> [WORK TO DO]:
Copy the material below, replacing every occurrence of "action-label" with "motion-label" and leaving everything else unchanged.

** Start EXTRACTED RECORDS **

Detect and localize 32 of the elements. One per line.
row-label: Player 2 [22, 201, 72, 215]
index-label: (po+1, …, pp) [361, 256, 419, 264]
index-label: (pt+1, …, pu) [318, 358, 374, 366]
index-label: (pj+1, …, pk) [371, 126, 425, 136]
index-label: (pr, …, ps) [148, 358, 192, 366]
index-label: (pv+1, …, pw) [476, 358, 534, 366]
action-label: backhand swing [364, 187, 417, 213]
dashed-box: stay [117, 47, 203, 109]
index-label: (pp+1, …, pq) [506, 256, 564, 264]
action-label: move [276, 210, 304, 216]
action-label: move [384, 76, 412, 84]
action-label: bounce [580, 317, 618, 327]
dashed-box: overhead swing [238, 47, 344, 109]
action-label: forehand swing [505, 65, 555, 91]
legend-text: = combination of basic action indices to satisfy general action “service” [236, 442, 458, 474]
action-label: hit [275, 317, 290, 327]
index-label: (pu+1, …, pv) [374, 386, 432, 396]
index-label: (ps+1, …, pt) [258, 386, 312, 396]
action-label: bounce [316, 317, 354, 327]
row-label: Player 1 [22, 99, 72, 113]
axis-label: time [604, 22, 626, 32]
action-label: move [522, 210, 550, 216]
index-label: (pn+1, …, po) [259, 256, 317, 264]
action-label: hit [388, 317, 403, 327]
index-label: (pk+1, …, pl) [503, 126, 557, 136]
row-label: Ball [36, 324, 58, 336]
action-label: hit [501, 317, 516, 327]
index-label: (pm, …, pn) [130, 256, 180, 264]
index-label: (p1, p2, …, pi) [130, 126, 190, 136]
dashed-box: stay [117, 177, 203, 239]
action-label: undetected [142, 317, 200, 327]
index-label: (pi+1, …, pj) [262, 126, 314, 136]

** End EXTRACTED RECORDS **

> [EXERCISE SOLUTION]:
Detect and localize 32 of the elements. One per line.
row-label: Player 2 [22, 201, 72, 215]
index-label: (po+1, …, pp) [361, 256, 419, 264]
index-label: (pt+1, …, pu) [318, 358, 374, 366]
index-label: (pj+1, …, pk) [371, 126, 425, 136]
index-label: (pr, …, ps) [148, 358, 192, 366]
index-label: (pv+1, …, pw) [476, 358, 534, 366]
motion-label: backhand swing [364, 187, 417, 213]
dashed-box: stay [117, 47, 203, 109]
index-label: (pp+1, …, pq) [506, 256, 564, 264]
motion-label: move [276, 210, 304, 216]
motion-label: move [384, 76, 412, 84]
motion-label: bounce [580, 317, 618, 327]
dashed-box: overhead swing [238, 47, 344, 109]
motion-label: forehand swing [505, 65, 555, 91]
legend-text: = combination of basic action indices to satisfy general action “service” [236, 442, 458, 474]
motion-label: hit [275, 317, 290, 327]
index-label: (pu+1, …, pv) [374, 386, 432, 396]
index-label: (ps+1, …, pt) [258, 386, 312, 396]
motion-label: bounce [316, 317, 354, 327]
row-label: Player 1 [22, 99, 72, 113]
axis-label: time [604, 22, 626, 32]
motion-label: move [522, 210, 550, 216]
index-label: (pn+1, …, po) [259, 256, 317, 264]
motion-label: hit [388, 317, 403, 327]
index-label: (pk+1, …, pl) [503, 126, 557, 136]
row-label: Ball [36, 324, 58, 336]
motion-label: hit [501, 317, 516, 327]
index-label: (pm, …, pn) [130, 256, 180, 264]
index-label: (p1, p2, …, pi) [130, 126, 190, 136]
dashed-box: stay [117, 177, 203, 239]
motion-label: undetected [142, 317, 200, 327]
index-label: (pi+1, …, pj) [262, 126, 314, 136]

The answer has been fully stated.